*Work to do:* Show each line from the listing that includes the word "active".

— start Items —

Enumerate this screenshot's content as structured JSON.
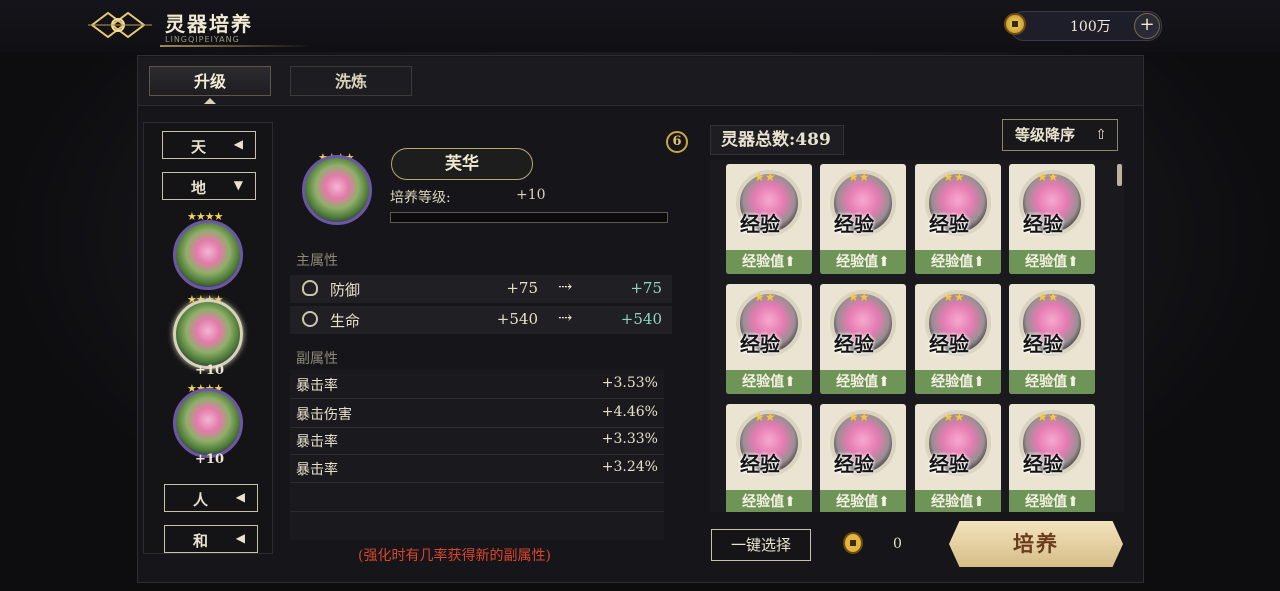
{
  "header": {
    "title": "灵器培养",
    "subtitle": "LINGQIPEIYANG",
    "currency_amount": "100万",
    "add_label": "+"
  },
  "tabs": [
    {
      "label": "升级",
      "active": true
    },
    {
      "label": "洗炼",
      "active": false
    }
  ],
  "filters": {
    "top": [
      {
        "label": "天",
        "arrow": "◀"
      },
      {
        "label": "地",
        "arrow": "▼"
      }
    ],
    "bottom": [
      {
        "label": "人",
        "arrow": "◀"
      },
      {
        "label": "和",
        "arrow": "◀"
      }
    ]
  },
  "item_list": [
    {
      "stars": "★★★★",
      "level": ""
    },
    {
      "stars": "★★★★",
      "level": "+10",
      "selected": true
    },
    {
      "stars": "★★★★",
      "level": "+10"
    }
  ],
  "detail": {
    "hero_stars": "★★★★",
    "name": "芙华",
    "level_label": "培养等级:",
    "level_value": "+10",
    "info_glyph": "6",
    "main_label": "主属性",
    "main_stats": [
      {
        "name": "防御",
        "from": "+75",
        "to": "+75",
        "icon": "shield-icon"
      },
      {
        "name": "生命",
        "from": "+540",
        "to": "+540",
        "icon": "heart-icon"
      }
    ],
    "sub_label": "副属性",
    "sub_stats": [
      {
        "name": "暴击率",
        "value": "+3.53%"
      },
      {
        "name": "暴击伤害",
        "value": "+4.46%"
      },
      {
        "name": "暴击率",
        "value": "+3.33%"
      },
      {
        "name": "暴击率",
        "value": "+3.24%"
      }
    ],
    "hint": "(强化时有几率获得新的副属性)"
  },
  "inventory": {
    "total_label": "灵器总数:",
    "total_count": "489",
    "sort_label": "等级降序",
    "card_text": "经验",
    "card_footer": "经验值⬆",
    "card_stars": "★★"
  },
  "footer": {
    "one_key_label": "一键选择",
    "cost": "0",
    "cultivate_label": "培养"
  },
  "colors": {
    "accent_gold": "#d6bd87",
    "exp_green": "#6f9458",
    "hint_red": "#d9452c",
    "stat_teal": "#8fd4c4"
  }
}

— end Items —
— start Items —

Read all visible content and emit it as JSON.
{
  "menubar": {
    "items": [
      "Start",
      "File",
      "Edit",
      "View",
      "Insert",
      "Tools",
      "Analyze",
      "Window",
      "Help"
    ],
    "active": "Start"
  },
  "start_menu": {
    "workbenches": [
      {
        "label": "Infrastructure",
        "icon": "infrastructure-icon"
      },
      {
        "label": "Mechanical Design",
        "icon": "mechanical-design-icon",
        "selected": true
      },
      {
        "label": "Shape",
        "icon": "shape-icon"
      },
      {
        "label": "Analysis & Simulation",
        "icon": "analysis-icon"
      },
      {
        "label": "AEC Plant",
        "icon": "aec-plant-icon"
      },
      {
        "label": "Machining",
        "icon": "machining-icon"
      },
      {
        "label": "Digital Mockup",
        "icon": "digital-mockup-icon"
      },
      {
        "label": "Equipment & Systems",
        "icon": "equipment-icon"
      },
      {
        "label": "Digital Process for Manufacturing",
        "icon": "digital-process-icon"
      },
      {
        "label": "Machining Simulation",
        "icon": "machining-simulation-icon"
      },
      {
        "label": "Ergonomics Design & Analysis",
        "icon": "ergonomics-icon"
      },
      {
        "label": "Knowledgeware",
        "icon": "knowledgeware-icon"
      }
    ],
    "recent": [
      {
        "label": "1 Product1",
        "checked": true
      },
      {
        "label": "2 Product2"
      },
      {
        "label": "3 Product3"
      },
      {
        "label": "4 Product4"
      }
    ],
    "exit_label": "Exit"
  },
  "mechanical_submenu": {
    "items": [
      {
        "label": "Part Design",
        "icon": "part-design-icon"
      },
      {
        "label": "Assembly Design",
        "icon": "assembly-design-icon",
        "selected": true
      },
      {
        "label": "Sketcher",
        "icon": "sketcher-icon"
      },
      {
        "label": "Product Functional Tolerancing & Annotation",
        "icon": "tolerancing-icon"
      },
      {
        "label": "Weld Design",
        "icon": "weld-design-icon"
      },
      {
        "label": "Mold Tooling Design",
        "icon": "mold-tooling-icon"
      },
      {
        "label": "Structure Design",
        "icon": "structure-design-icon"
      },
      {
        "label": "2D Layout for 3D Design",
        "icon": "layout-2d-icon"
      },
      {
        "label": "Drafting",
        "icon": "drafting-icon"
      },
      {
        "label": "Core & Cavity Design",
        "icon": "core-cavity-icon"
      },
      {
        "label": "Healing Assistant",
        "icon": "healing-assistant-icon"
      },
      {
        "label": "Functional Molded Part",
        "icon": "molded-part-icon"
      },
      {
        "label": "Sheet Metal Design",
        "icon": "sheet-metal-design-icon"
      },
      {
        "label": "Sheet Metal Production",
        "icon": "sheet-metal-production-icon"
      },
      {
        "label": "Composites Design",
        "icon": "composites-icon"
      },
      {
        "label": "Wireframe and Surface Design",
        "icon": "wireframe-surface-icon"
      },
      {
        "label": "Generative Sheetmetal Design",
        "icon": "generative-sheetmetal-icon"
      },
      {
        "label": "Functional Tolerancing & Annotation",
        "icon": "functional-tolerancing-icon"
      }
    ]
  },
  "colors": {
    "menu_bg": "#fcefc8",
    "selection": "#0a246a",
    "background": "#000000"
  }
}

— end Items —

*Correct answer:*
      "active": true
      "active": false
    "active": "Start"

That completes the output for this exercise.